-- Start of Records to process --

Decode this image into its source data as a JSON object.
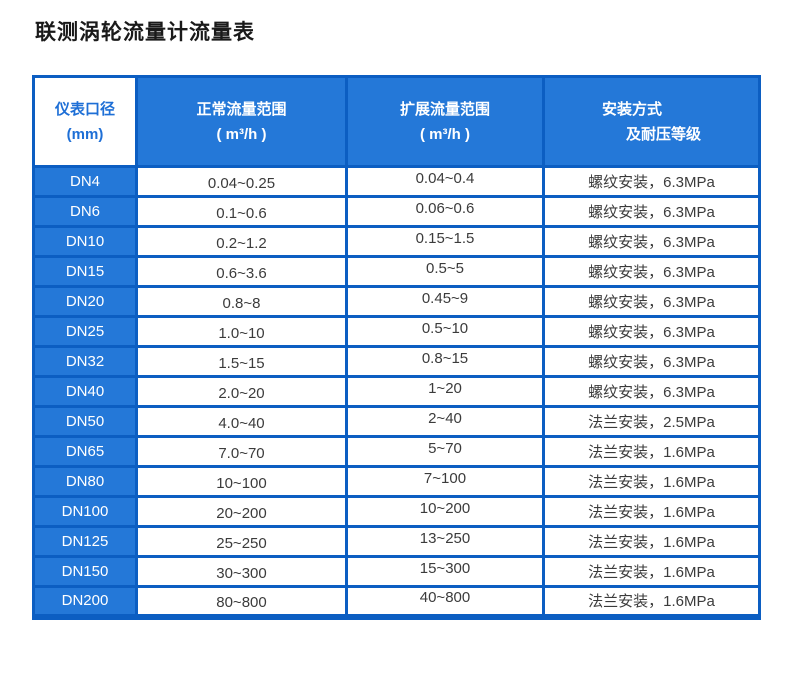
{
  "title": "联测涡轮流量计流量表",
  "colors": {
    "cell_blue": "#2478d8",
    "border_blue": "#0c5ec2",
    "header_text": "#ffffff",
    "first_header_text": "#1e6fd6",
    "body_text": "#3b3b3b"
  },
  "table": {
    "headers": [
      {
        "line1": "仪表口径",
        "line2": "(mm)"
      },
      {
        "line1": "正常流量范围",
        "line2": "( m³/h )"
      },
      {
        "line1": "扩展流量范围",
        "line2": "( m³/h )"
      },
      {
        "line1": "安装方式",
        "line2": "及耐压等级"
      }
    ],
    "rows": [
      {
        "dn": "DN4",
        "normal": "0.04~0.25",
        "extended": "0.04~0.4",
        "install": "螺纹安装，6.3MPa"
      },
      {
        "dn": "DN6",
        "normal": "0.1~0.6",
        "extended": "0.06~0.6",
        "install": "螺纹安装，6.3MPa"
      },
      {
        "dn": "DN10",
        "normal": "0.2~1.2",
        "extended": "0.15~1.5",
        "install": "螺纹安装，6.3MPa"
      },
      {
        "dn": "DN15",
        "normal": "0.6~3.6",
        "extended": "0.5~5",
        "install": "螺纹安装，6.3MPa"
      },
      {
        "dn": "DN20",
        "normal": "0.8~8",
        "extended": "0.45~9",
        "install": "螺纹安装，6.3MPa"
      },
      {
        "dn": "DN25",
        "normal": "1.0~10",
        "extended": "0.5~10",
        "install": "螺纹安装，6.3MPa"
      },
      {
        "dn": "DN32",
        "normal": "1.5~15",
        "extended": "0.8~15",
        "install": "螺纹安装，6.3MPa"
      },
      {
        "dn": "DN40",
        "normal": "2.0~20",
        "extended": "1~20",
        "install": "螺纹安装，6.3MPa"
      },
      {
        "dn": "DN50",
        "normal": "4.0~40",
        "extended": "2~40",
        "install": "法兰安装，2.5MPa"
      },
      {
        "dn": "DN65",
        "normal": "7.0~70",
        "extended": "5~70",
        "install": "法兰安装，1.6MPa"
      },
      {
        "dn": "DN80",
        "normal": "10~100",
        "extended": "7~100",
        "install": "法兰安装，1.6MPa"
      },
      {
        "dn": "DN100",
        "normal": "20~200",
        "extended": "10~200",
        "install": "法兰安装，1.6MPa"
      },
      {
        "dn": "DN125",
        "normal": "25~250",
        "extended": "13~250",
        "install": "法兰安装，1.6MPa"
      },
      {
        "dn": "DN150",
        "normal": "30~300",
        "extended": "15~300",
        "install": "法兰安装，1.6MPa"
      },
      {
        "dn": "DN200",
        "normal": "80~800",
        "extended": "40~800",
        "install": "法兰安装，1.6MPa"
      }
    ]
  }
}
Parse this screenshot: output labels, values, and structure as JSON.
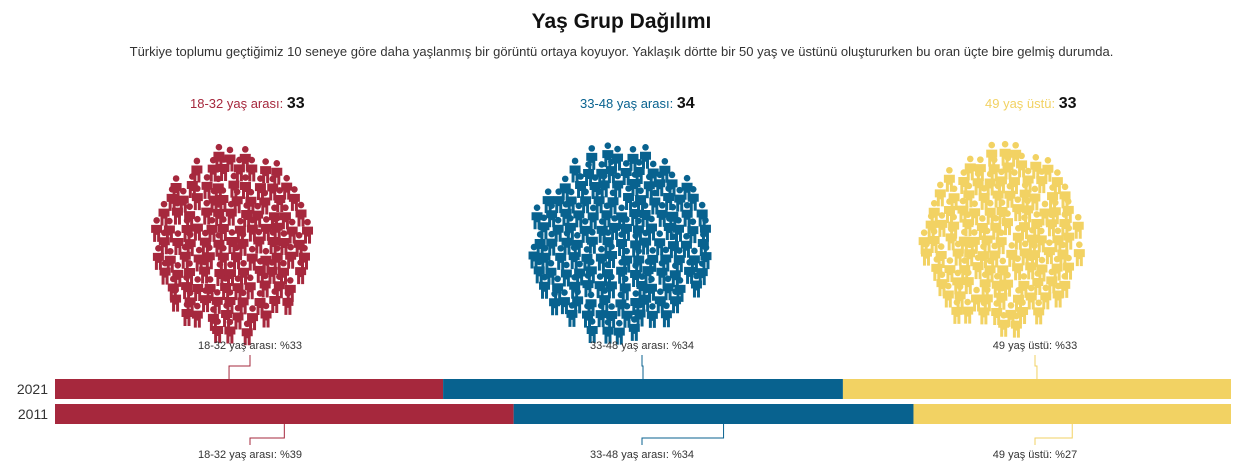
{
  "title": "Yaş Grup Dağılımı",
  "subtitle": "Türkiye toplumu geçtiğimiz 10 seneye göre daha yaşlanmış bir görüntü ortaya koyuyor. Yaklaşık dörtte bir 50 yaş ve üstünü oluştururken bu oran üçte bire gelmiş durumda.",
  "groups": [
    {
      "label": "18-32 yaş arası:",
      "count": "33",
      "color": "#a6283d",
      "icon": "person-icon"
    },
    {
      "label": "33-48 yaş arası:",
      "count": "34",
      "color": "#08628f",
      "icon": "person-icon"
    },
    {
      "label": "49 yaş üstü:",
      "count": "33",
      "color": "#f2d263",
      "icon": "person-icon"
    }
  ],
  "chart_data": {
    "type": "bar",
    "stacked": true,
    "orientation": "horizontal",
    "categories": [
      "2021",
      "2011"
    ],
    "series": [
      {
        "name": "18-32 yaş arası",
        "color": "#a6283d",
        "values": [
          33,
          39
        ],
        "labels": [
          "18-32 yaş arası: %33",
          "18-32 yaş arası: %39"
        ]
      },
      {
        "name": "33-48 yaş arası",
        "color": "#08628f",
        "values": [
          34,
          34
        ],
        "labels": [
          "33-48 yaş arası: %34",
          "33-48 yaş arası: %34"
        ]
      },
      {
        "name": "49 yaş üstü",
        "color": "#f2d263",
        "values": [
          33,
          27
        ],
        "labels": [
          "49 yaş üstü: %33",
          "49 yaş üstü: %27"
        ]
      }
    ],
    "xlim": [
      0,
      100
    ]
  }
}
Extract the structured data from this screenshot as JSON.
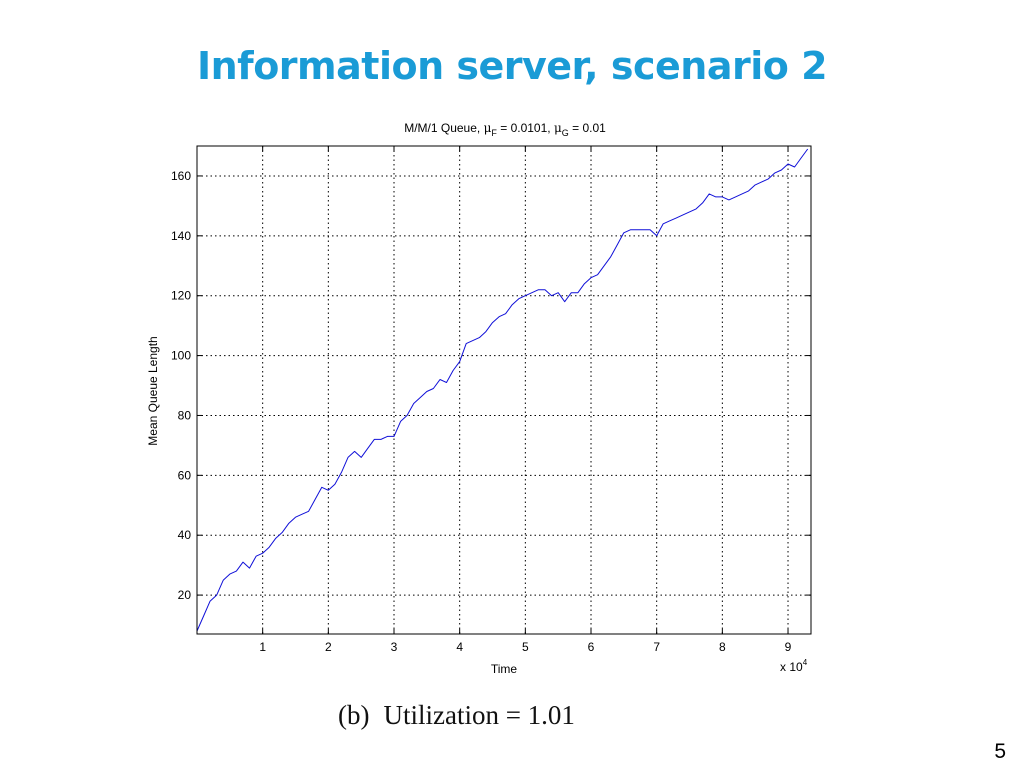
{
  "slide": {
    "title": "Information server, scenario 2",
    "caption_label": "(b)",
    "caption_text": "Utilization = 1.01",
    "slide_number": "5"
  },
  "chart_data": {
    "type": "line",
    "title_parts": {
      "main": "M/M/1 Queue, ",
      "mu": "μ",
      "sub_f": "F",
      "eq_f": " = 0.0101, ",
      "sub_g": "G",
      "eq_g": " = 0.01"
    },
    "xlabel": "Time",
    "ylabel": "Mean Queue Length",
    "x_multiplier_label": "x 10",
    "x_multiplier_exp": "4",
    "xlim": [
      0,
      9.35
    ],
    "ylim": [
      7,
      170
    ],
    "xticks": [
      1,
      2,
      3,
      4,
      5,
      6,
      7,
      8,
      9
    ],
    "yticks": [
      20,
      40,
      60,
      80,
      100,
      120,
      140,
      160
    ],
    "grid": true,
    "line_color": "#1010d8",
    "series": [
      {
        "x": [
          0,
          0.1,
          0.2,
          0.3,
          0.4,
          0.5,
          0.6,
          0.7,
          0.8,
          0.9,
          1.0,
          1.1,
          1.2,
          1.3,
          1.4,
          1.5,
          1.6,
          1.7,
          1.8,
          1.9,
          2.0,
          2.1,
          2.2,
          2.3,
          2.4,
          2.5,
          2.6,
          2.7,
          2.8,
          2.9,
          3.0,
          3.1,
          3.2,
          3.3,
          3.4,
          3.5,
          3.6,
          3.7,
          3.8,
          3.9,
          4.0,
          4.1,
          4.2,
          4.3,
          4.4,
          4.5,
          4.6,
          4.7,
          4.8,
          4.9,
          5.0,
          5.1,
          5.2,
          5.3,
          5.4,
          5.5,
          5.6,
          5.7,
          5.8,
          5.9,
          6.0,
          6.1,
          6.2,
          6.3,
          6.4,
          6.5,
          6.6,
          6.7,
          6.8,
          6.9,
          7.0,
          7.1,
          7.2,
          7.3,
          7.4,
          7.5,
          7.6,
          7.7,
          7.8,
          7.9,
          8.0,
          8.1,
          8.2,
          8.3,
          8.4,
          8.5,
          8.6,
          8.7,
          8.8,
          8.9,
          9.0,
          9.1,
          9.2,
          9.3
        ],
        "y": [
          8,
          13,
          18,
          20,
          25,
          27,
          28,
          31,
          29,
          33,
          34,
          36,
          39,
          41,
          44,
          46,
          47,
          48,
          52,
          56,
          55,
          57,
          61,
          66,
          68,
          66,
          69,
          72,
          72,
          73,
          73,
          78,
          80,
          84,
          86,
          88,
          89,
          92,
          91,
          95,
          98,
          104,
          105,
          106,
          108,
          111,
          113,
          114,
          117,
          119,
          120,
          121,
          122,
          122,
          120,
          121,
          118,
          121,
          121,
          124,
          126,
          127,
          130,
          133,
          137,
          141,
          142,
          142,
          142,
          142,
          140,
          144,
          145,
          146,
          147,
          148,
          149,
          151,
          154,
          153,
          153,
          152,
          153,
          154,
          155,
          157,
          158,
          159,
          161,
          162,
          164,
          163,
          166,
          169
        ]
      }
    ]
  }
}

-- End of Records to process --

Lines of the material that contain the word "JSON" are to be gathered.

- **Correct result**
Decode this image into its source data as a JSON object.
Parse this screenshot: output labels, values, and structure as JSON.
Extract the structured data from this screenshot as JSON.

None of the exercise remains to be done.